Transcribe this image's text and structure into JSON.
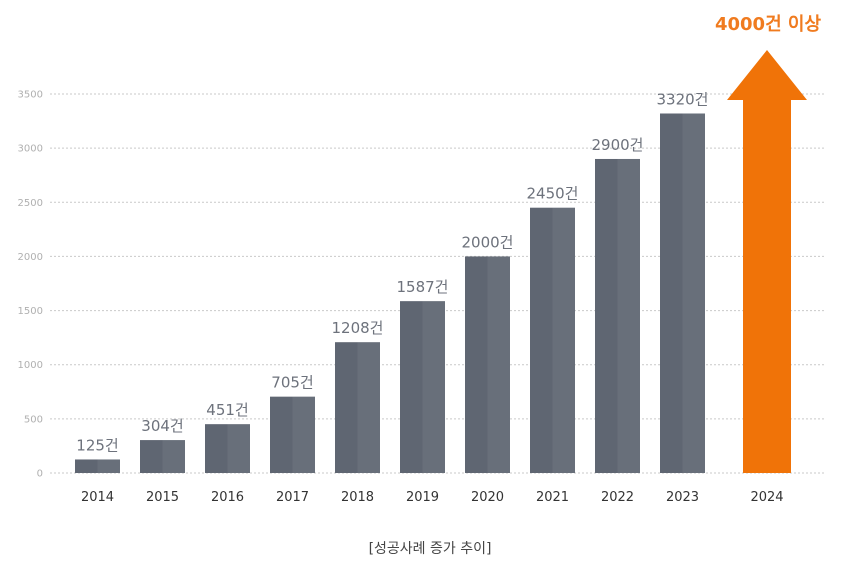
{
  "chart_data": {
    "type": "bar",
    "categories": [
      "2014",
      "2015",
      "2016",
      "2017",
      "2018",
      "2019",
      "2020",
      "2021",
      "2022",
      "2023"
    ],
    "values": [
      125,
      304,
      451,
      705,
      1208,
      1587,
      2000,
      2450,
      2900,
      3320
    ],
    "value_labels": [
      "125건",
      "304건",
      "451건",
      "705건",
      "1208건",
      "1587건",
      "2000건",
      "2450건",
      "2900건",
      "3320건"
    ],
    "yticks": [
      "0",
      "500",
      "1000",
      "1500",
      "2000",
      "2500",
      "3000",
      "3500"
    ],
    "ylim": [
      0,
      3500
    ],
    "grid": true,
    "projection": {
      "category": "2024",
      "label": "4000건 이상",
      "color": "#f07308"
    },
    "bar_color": "#5f6672",
    "caption": "[성공사례 증가 추이]"
  }
}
--*--
__Written problem__
Write out the records above exactly as they appear, leaving out any pictures.

__Full output__
Transcribe this image's text and structure into JSON.
{
  "chart_data": {
    "type": "bar",
    "categories": [
      "2014",
      "2015",
      "2016",
      "2017",
      "2018",
      "2019",
      "2020",
      "2021",
      "2022",
      "2023"
    ],
    "values": [
      125,
      304,
      451,
      705,
      1208,
      1587,
      2000,
      2450,
      2900,
      3320
    ],
    "value_labels": [
      "125건",
      "304건",
      "451건",
      "705건",
      "1208건",
      "1587건",
      "2000건",
      "2450건",
      "2900건",
      "3320건"
    ],
    "yticks": [
      "0",
      "500",
      "1000",
      "1500",
      "2000",
      "2500",
      "3000",
      "3500"
    ],
    "ylim": [
      0,
      3500
    ],
    "grid": true,
    "projection": {
      "category": "2024",
      "label": "4000건 이상",
      "color": "#f07308"
    },
    "bar_color": "#5f6672",
    "caption": "[성공사례 증가 추이]"
  }
}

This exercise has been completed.